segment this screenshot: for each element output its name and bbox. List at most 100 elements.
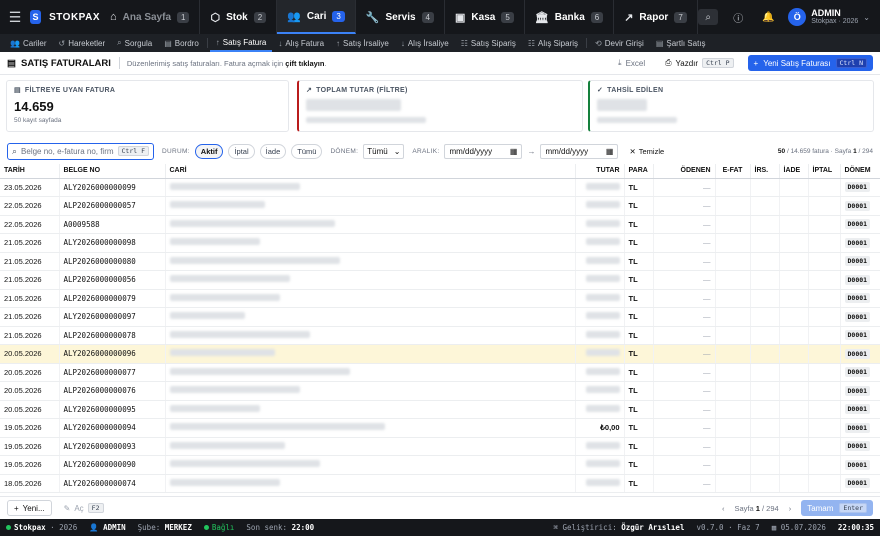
table-row[interactable]: 20.05.2026 ALP2026000000076 TL — D0001 — [0, 381, 880, 401]
date-from-input[interactable]: mm/dd/yyyy ▦ — [444, 143, 523, 159]
table-row[interactable]: 21.05.2026 ALY2026000000098 TL — D0001 — [0, 233, 880, 253]
tab-stok[interactable]: ⬡ Stok 2 — [200, 0, 278, 34]
table-row[interactable]: 20.05.2026 ALY2026000000096 TL — D0001 — [0, 344, 880, 364]
code-icon: ⌘ — [553, 523, 559, 532]
cell-irs — [750, 307, 780, 327]
record-count: 50 / 14.659 fatura · Sayfa 1 / 294 — [778, 148, 873, 155]
table-row[interactable]: 18.05.2026 ALY2026000000074 TL — D0001 — [0, 474, 880, 493]
status-chip-aktif[interactable]: Aktif — [194, 143, 224, 159]
col-header[interactable]: E-FAT — [715, 164, 751, 179]
table-row[interactable]: 20.05.2026 ALY2026000000095 TL — D0001 — [0, 400, 880, 419]
search-icon[interactable]: ⌕ — [698, 9, 719, 25]
cell-paid: — — [653, 400, 716, 419]
col-header[interactable]: İRS. — [750, 164, 780, 179]
period-select[interactable]: Tümü ⌄ — [363, 143, 405, 159]
subnav-hareketler[interactable]: ↺ Hareketler — [53, 34, 112, 52]
subnav-alis-siparis[interactable]: ☷ Alış Sipariş — [522, 34, 584, 52]
cell-amount-redacted — [575, 289, 625, 308]
new-button[interactable]: + Yeni... — [7, 500, 52, 516]
ok-button[interactable]: Tamam Enter — [801, 500, 873, 516]
table-row[interactable]: 22.05.2026 ALP2026000000057 TL — D0001 — [0, 196, 880, 216]
tab-kasa[interactable]: ▣ Kasa 5 — [445, 0, 525, 34]
user-menu[interactable]: Ö ADMIN Stokpax · 2026 ⌄ — [788, 8, 870, 26]
table-row[interactable]: 21.05.2026 ALP2026000000079 TL — D0001 — [0, 289, 880, 308]
bell-icon[interactable]: 🔔 — [758, 9, 778, 25]
table-row[interactable]: 19.05.2026 ALY2026000000094 ₺0,00 TL — D0001 — [0, 418, 880, 438]
cell-amount-redacted — [575, 307, 625, 327]
cell-doc-no: ALY2026000000096 — [59, 344, 166, 364]
calendar-icon[interactable]: ▦ — [510, 147, 518, 156]
period-filter-label: DÖNEM: — [330, 147, 359, 155]
chevron-left-icon[interactable]: ‹ — [722, 504, 725, 513]
trend-icon: ↗ — [306, 87, 313, 94]
chevron-right-icon[interactable]: › — [789, 504, 792, 513]
subnav-satis-irsaliye[interactable]: ↑ Satış İrsaliye — [330, 34, 395, 52]
cell-customer-redacted — [165, 196, 576, 216]
table-row[interactable]: 21.05.2026 ALP2026000000080 TL — D0001 — [0, 252, 880, 271]
col-header[interactable]: İADE — [779, 164, 809, 179]
filter-bar: ⌕ Belge no, e-fatura no, firma... Ctrl F… — [0, 140, 880, 162]
subnav-alis-fatura[interactable]: ↓ Alış Fatura — [272, 34, 330, 52]
open-button[interactable]: ✎ Aç F2 — [58, 500, 110, 516]
col-header[interactable]: PARA — [624, 164, 654, 179]
cell-iptal — [808, 233, 841, 253]
status-chip-tumu[interactable]: Tümü — [291, 143, 323, 159]
clear-filters-button[interactable]: ✕ Temizle — [629, 147, 664, 156]
col-header[interactable]: TUTAR — [575, 164, 625, 179]
col-header[interactable]: İPTAL — [808, 164, 841, 179]
tab-shortcut-badge: 2 — [253, 11, 267, 23]
subnav-alis-irsaliye[interactable]: ↓ Alış İrsaliye — [395, 34, 455, 52]
tab-label: Rapor — [639, 11, 669, 23]
col-header[interactable]: DÖNEM — [840, 164, 880, 179]
subnav-satis-siparis[interactable]: ☷ Satış Sipariş — [455, 34, 522, 52]
new-invoice-button[interactable]: + Yeni Satış Faturası Ctrl N — [747, 55, 873, 71]
col-header[interactable]: BELGE NO — [59, 164, 166, 179]
excel-button[interactable]: ⤓ Excel — [612, 55, 651, 71]
wrench-icon: 🔧 — [365, 11, 380, 24]
status-chip-iade[interactable]: İade — [259, 143, 287, 159]
stat-card-collected: ✓ TAHSİL EDİLEN — [588, 80, 874, 132]
tab-servis[interactable]: 🔧 Servis 4 — [356, 0, 445, 34]
tab-cari[interactable]: 👥 Cari 3 — [277, 0, 356, 34]
period-tag: D0001 — [844, 348, 871, 359]
current-page: 1 — [853, 147, 857, 155]
cell-doc-no: ALP2026000000057 — [59, 196, 166, 216]
stat-label-text: TOPLAM TUTAR (FİLTRE) — [316, 86, 408, 94]
date-to-input[interactable]: mm/dd/yyyy ▦ — [540, 143, 619, 159]
subnav-sartli-satis[interactable]: ▤ Şartlı Satış — [650, 34, 712, 52]
cell-irs — [750, 400, 780, 419]
col-header[interactable]: TARİH — [0, 164, 60, 179]
subnav-satis-fatura[interactable]: ↑ Satış Fatura — [209, 34, 273, 52]
period-tag: D0001 — [844, 478, 871, 489]
cell-iade — [779, 474, 809, 493]
tab-rapor[interactable]: ↗ Rapor 7 — [614, 0, 698, 34]
menu-icon[interactable]: ☰ — [0, 0, 30, 34]
app-logo[interactable]: S STOKPAX — [30, 10, 100, 24]
search-input[interactable]: ⌕ Belge no, e-fatura no, firma... Ctrl F — [7, 142, 154, 160]
page-header: ▤ SATIŞ FATURALARI Düzenlerimiş satış fa… — [0, 52, 880, 75]
table-row[interactable]: 21.05.2026 ALP2026000000056 TL — D0001 — [0, 270, 880, 290]
subnav-devir-girisi[interactable]: ⟲ Devir Girişi — [589, 34, 650, 52]
table-row[interactable]: 22.05.2026 A0009588 TL — D0001 — [0, 215, 880, 234]
tab-banka[interactable]: 🏛 Banka 6 — [525, 0, 615, 34]
table-row[interactable]: 20.05.2026 ALP2026000000077 TL — D0001 — [0, 363, 880, 382]
table-row[interactable]: 21.05.2026 ALY2026000000097 TL — D0001 — [0, 307, 880, 327]
table-row[interactable]: 23.05.2026 ALY2026000000099 TL — D0001 — [0, 178, 880, 197]
cell-iptal — [808, 215, 841, 234]
col-header[interactable]: ÖDENEN — [653, 164, 716, 179]
table-row[interactable]: 21.05.2026 ALP2026000000078 TL — D0001 — [0, 326, 880, 345]
table-row[interactable]: 19.05.2026 ALY2026000000090 TL — D0001 — [0, 455, 880, 475]
subnav-sorgula[interactable]: ⌕ Sorgula — [111, 34, 158, 52]
calendar-icon[interactable]: ▦ — [606, 147, 614, 156]
cell-amount-redacted — [575, 363, 625, 382]
col-header[interactable]: CARİ — [165, 164, 576, 179]
tab-ana-sayfa[interactable]: ⌂ Ana Sayfa 1 — [100, 0, 201, 34]
cell-paid: — — [653, 437, 716, 456]
info-icon[interactable]: ⓘ — [728, 9, 748, 25]
print-button[interactable]: ⎙ Yazdır Ctrl P — [659, 55, 739, 71]
subnav-cariler[interactable]: 👥 Cariler — [4, 34, 53, 52]
table-row[interactable]: 19.05.2026 ALY2026000000093 TL — D0001 — [0, 437, 880, 456]
branch-label: Şube: — [137, 523, 161, 532]
status-chip-iptal[interactable]: İptal — [228, 143, 255, 159]
subnav-bordro[interactable]: ▤ Bordro — [158, 34, 205, 52]
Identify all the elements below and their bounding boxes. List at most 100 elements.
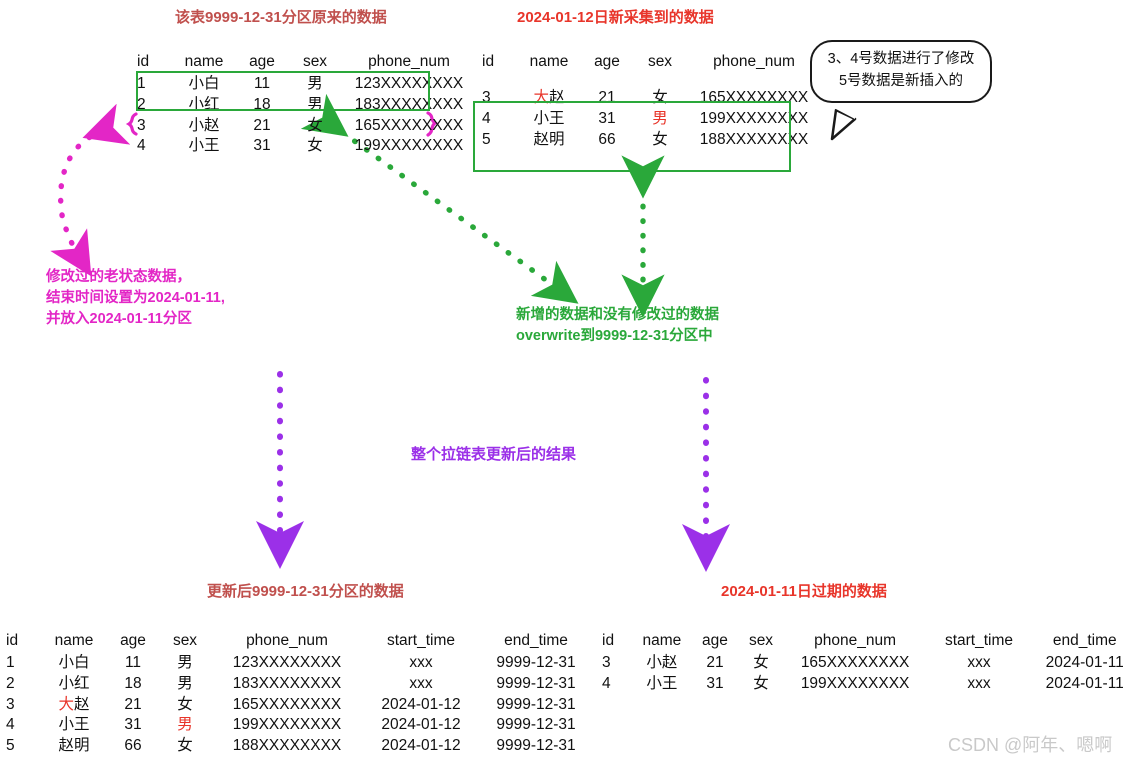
table-row: 4 小王 31 女 199XXXXXXXX xxx 2024-01-11 [600, 674, 1137, 695]
original-table-grid: id name age sex phone_num 1 小白 11 男 123X… [135, 52, 475, 157]
cell-end-time: 9999-12-31 [496, 654, 576, 671]
cell-age: 21 [706, 654, 724, 671]
cell-sex: 男 [307, 75, 323, 92]
cell-end-time: 9999-12-31 [496, 695, 576, 713]
cell-phone-num: 199XXXXXXXX [232, 716, 342, 734]
cell-name-rest: 赵 [549, 89, 565, 106]
cell-id: 4 [137, 137, 146, 155]
col-header-age: age [702, 632, 728, 649]
result-table-grid: id name age sex phone_num start_time end… [4, 631, 592, 757]
cell-age: 18 [253, 95, 271, 113]
col-header-end-time: end_time [504, 632, 568, 649]
cell-name: 大赵 [40, 695, 108, 716]
col-header-id: id [602, 632, 615, 649]
cell-phone-num: 199XXXXXXXX [354, 137, 464, 155]
note-old-state: 修改过的老状态数据， 结束时间设置为2024-01-11, 并放入2024-01… [46, 269, 225, 328]
cell-id: 4 [482, 109, 491, 127]
cell-id: 3 [602, 654, 611, 671]
table-row: 1 小白 11 男 123XXXXXXXX xxx 9999-12-31 [4, 653, 592, 674]
cell-name: 小白 [40, 653, 108, 674]
cell-start-time: 2024-01-12 [381, 695, 461, 713]
cell-id: 5 [482, 130, 491, 148]
cell-name-rest: 小王 [533, 109, 565, 127]
cell-age: 21 [124, 695, 142, 713]
table-row [480, 74, 820, 88]
cell-id: 3 [137, 116, 146, 134]
cell-start-time: xxx [967, 674, 991, 692]
col-header-id: id [482, 53, 495, 70]
cell-name: 小赵 [188, 116, 220, 134]
cell-name: 小王 [631, 674, 693, 695]
table-row: 3 大赵 21 女 165XXXXXXXX 2024-01-12 9999-12… [4, 695, 592, 716]
table-row: 2 小红 18 男 183XXXXXXXX xxx 9999-12-31 [4, 674, 592, 695]
cell-sex: 女 [177, 737, 193, 755]
col-header-phone-num: phone_num [814, 632, 897, 649]
cell-name: 赵明 [516, 130, 582, 151]
cell-start-time: 2024-01-12 [381, 737, 461, 755]
cell-sex: 男 [307, 95, 323, 113]
new-table: id name age sex phone_num 3 大赵 21 女 165X… [480, 52, 820, 150]
table-row: 4 小王 31 女 199XXXXXXXX [135, 136, 475, 157]
col-header-phone-num: phone_num [246, 632, 328, 649]
cell-age: 31 [253, 137, 271, 155]
table-row: 3 小赵 21 女 165XXXXXXXX [135, 116, 475, 137]
col-header-phone-num: phone_num [368, 53, 450, 70]
cell-age: 66 [124, 737, 142, 755]
cell-age: 21 [598, 89, 616, 106]
cell-name-changed-part: 大 [533, 89, 549, 106]
cell-start-time: 2024-01-12 [381, 716, 461, 734]
cell-name: 赵明 [40, 736, 108, 757]
col-header-end-time: end_time [1052, 632, 1117, 649]
cell-name: 大赵 [516, 88, 582, 109]
cell-phone-num: 188XXXXXXXX [232, 737, 342, 755]
cell-phone-num: 183XXXXXXXX [232, 674, 342, 692]
col-header-age: age [120, 632, 146, 649]
cell-name: 小王 [188, 137, 220, 155]
col-header-age: age [249, 53, 275, 70]
col-header-name: name [184, 53, 224, 70]
cell-name-changed-part: 大 [58, 695, 74, 713]
cell-sex: 女 [652, 89, 668, 106]
col-header-age: age [594, 53, 620, 70]
cell-phone-num: 165XXXXXXXX [354, 116, 464, 134]
cell-name: 小白 [188, 75, 220, 92]
cell-end-time: 2024-01-11 [1045, 674, 1124, 692]
note-result: 整个拉链表更新后的结果 [411, 446, 577, 463]
note-overwrite: 新增的数据和没有修改过的数据 overwrite到9999-12-31分区中 [516, 307, 719, 345]
cell-phone-num: 188XXXXXXXX [699, 130, 809, 148]
cell-end-time: 9999-12-31 [496, 716, 576, 734]
col-header-sex: sex [748, 632, 774, 649]
cell-phone-num: 183XXXXXXXX [354, 95, 464, 113]
cell-age: 31 [124, 716, 142, 734]
col-header-name: name [529, 53, 569, 70]
col-header-id: id [137, 53, 150, 70]
table-row: 1 小白 11 男 123XXXXXXXX [135, 74, 475, 95]
cell-id: 4 [6, 716, 15, 734]
cell-id: 1 [137, 75, 146, 92]
cell-id: 5 [6, 737, 15, 755]
cell-phone-num: 165XXXXXXXX [232, 695, 342, 713]
table-row: 4 小王 31 男 199XXXXXXXX [480, 109, 820, 130]
col-header-phone-num: phone_num [713, 53, 795, 70]
cell-sex: 男 [177, 716, 193, 734]
cell-name-rest: 小王 [58, 716, 90, 734]
cell-end-time: 9999-12-31 [496, 737, 576, 755]
expired-table-title: 2024-01-11日过期的数据 [721, 583, 887, 600]
col-header-sex: sex [172, 632, 198, 649]
cell-start-time: xxx [409, 654, 433, 671]
cell-id: 3 [482, 89, 491, 106]
cell-name-rest: 赵 [74, 695, 90, 713]
original-table-title: 该表9999-12-31分区原来的数据 [175, 9, 387, 26]
table-header-row: id name age sex phone_num [135, 52, 475, 74]
col-header-name: name [54, 632, 94, 649]
cell-name-rest: 赵明 [58, 737, 90, 755]
table-row: 4 小王 31 男 199XXXXXXXX 2024-01-12 9999-12… [4, 715, 592, 736]
table-header-row: id name age sex phone_num start_time end… [4, 631, 592, 653]
cell-name: 小王 [516, 109, 582, 130]
bubble-tail [830, 108, 857, 141]
cell-phone-num: 199XXXXXXXX [800, 674, 910, 692]
new-table-grid: id name age sex phone_num 3 大赵 21 女 165X… [480, 52, 820, 150]
cell-sex: 女 [307, 137, 323, 155]
col-header-sex: sex [647, 53, 673, 70]
diagram-canvas: 该表9999-12-31分区原来的数据 id name age sex phon… [0, 0, 1137, 762]
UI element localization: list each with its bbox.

--------------------------------

Stated problem. Repeat the lines of the entries from the line with "table-row[interactable]: 20.05.2026 ALP2026000000076" to the line with "status-chip-aktif[interactable]: Aktif —", including both of those lines.

Exercise answer.
table-row[interactable]: 20.05.2026 ALP2026000000076 TL — D0001 — [0, 381, 880, 401]
date-from-input[interactable]: mm/dd/yyyy ▦ — [444, 143, 523, 159]
table-row[interactable]: 21.05.2026 ALY2026000000098 TL — D0001 — [0, 233, 880, 253]
tab-stok[interactable]: ⬡ Stok 2 — [200, 0, 278, 34]
table-row[interactable]: 20.05.2026 ALY2026000000096 TL — D0001 — [0, 344, 880, 364]
code-icon: ⌘ — [553, 523, 559, 532]
cell-irs — [750, 307, 780, 327]
record-count: 50 / 14.659 fatura · Sayfa 1 / 294 — [778, 148, 873, 155]
table-row[interactable]: 18.05.2026 ALY2026000000074 TL — D0001 — [0, 474, 880, 493]
status-chip-aktif[interactable]: Aktif — [194, 143, 224, 159]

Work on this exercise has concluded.